Items from a data source:
──────────
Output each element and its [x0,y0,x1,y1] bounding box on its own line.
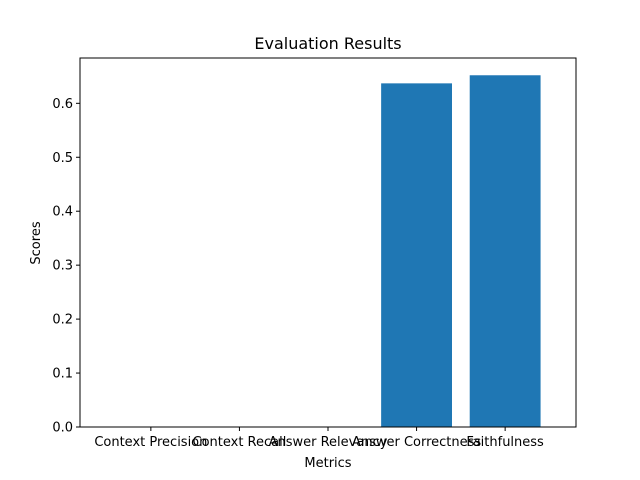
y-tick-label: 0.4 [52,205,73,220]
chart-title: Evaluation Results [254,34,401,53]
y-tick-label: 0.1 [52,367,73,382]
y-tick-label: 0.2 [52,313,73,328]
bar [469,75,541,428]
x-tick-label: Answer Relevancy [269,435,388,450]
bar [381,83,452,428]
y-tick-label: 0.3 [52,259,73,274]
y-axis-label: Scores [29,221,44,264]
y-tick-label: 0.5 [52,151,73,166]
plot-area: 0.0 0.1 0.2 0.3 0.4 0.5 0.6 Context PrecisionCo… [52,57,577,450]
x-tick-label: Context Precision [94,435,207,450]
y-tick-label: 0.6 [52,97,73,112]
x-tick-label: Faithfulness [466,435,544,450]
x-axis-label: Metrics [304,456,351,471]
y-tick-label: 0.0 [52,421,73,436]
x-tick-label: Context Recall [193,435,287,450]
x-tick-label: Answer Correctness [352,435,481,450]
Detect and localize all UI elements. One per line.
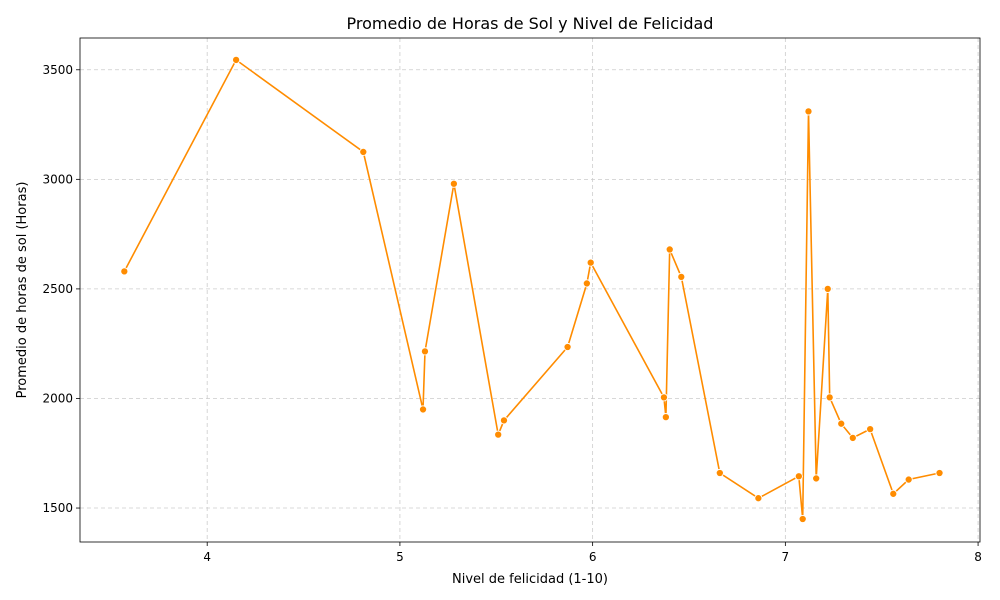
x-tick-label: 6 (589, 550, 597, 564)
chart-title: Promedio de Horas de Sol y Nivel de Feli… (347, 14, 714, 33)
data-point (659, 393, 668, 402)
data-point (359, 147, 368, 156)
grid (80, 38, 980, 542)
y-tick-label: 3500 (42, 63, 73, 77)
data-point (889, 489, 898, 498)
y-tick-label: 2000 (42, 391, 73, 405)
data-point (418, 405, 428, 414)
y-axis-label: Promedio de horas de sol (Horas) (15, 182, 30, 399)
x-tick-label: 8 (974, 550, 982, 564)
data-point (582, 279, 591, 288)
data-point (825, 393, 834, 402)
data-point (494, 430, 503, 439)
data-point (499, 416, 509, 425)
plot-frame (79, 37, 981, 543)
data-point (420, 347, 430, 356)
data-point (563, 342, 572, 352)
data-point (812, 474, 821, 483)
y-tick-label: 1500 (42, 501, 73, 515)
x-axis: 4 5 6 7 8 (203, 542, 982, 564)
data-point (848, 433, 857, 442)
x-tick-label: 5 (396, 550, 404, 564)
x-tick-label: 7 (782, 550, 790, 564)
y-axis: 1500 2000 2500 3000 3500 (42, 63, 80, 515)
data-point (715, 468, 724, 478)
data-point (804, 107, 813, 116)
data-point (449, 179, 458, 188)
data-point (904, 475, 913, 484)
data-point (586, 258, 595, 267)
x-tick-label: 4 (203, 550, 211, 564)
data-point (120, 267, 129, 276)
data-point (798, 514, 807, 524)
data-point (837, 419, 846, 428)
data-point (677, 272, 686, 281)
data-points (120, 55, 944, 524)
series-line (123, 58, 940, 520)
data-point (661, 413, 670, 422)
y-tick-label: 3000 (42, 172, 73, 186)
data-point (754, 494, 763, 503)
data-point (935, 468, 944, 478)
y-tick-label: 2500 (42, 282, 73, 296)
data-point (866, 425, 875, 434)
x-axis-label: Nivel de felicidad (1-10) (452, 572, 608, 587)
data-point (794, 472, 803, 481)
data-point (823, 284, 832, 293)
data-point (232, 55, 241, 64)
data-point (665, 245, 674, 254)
──────────
**Exercise aim:**
Quote the data above verbatim, from the line with "y-tick-label: 0.4 [52,205,73,220]" through the line with "y-tick-label: 0.5 [52,151,73,166]", including both of those lines.

**Task output:**
y-tick-label: 0.4 [52,205,73,220]
chart-title: Evaluation Results [254,34,401,53]
y-tick-label: 0.1 [52,367,73,382]
y-tick-label: 0.2 [52,313,73,328]
bar [469,75,541,428]
x-tick-label: Answer Relevancy [269,435,388,450]
bar [381,83,452,428]
y-tick-label: 0.3 [52,259,73,274]
y-axis-label: Scores [29,221,44,264]
y-tick-label: 0.5 [52,151,73,166]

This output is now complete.